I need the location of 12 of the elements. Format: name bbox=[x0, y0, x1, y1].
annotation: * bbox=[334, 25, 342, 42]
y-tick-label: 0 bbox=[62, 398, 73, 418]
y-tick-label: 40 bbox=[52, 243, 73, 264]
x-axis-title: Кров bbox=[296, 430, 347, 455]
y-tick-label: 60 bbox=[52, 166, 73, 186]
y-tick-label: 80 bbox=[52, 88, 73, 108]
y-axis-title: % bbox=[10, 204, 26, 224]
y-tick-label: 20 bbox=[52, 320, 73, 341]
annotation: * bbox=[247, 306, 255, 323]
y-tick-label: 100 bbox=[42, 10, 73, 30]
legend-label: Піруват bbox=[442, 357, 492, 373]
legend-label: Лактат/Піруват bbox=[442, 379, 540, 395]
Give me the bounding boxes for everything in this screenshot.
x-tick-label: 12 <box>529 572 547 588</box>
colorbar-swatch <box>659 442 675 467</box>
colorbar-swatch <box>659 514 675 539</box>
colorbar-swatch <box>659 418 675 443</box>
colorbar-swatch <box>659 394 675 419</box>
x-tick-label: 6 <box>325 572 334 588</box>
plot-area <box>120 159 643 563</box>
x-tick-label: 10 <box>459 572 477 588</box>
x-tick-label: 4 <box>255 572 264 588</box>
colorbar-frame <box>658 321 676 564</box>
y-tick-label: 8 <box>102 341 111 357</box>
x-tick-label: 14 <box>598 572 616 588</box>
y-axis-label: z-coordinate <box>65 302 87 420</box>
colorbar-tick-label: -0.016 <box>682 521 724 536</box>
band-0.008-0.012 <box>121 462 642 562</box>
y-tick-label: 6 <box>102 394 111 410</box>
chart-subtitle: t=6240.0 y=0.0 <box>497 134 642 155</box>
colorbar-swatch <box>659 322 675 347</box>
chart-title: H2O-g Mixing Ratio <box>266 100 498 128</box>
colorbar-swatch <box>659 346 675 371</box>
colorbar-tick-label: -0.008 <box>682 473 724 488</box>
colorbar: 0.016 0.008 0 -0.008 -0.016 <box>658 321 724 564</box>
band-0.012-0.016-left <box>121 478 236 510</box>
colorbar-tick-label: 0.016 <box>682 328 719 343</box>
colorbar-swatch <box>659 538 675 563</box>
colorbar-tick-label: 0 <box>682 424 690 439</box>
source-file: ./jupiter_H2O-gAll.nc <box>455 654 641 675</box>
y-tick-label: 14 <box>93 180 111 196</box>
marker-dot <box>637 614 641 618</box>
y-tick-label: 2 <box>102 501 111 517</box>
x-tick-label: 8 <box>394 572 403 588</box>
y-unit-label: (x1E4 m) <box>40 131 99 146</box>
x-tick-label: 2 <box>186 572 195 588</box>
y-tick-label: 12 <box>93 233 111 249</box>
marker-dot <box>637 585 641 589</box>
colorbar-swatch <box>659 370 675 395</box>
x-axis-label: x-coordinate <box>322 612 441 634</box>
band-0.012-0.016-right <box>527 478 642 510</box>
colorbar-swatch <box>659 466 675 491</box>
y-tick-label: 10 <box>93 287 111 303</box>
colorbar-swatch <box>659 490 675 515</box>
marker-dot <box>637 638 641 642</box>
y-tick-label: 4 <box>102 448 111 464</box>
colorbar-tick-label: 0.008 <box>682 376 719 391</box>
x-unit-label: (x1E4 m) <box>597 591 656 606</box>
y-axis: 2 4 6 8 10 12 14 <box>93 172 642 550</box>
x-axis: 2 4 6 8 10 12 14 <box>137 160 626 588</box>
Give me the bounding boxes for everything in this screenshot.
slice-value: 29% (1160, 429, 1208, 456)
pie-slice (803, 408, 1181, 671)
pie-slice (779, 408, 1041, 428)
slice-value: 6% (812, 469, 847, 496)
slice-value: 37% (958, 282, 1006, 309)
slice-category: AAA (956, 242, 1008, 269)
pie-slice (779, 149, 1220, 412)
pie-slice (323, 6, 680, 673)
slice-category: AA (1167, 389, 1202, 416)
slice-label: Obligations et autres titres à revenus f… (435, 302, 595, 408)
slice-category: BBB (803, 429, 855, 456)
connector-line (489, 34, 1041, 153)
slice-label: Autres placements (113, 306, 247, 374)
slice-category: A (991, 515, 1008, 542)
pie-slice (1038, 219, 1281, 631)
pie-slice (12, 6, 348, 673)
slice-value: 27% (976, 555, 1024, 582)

________

*What the exercise asks*: Express the rows from the first line through the line containing "colorbar-swatch <box>659 322 675 347</box>" as a Markdown table with the columns Index and Entry, numbering each line and skipping any blank ones.

*Problem solution*:
| Index | Entry |
|---|---|
| 1 | I need the location of 12 of the elements. Format: name bbox=[x0, y0, x1, y1]. |
| 2 | annotation: * bbox=[334, 25, 342, 42] |
| 3 | y-tick-label: 0 bbox=[62, 398, 73, 418] |
| 4 | y-tick-label: 40 bbox=[52, 243, 73, 264] |
| 5 | x-axis-title: Кров bbox=[296, 430, 347, 455] |
| 6 | y-tick-label: 60 bbox=[52, 166, 73, 186] |
| 7 | y-tick-label: 80 bbox=[52, 88, 73, 108] |
| 8 | y-axis-title: % bbox=[10, 204, 26, 224] |
| 9 | y-tick-label: 20 bbox=[52, 320, 73, 341] |
| 10 | annotation: * bbox=[247, 306, 255, 323] |
| 11 | y-tick-label: 100 bbox=[42, 10, 73, 30] |
| 12 | legend-label: Піруват bbox=[442, 357, 492, 373] |
| 13 | legend-label: Лактат/Піруват bbox=[442, 379, 540, 395] |
| 14 | Give me the bounding boxes for everything in this screenshot. |
| 15 | x-tick-label: 12 <box>529 572 547 588</box> |
| 16 | colorbar-swatch <box>659 442 675 467</box> |
| 17 | colorbar-swatch <box>659 514 675 539</box> |
| 18 | colorbar-swatch <box>659 418 675 443</box> |
| 19 | colorbar-swatch <box>659 394 675 419</box> |
| 20 | x-tick-label: 6 <box>325 572 334 588</box> |
| 21 | plot-area <box>120 159 643 563</box> |
| 22 | x-tick-label: 10 <box>459 572 477 588</box> |
| 23 | x-tick-label: 4 <box>255 572 264 588</box> |
| 24 | colorbar-frame <box>658 321 676 564</box> |
| 25 | y-tick-label: 8 <box>102 341 111 357</box> |
| 26 | x-tick-label: 14 <box>598 572 616 588</box> |
| 27 | y-axis-label: z-coordinate <box>65 302 87 420</box> |
| 28 | colorbar-tick-label: -0.016 <box>682 521 724 536</box> |
| 29 | band-0.008-0.012 <box>121 462 642 562</box> |
| 30 | y-tick-label: 6 <box>102 394 111 410</box> |
| 31 | chart-subtitle: t=6240.0 y=0.0 <box>497 134 642 155</box> |
| 32 | colorbar-swatch <box>659 322 675 347</box> |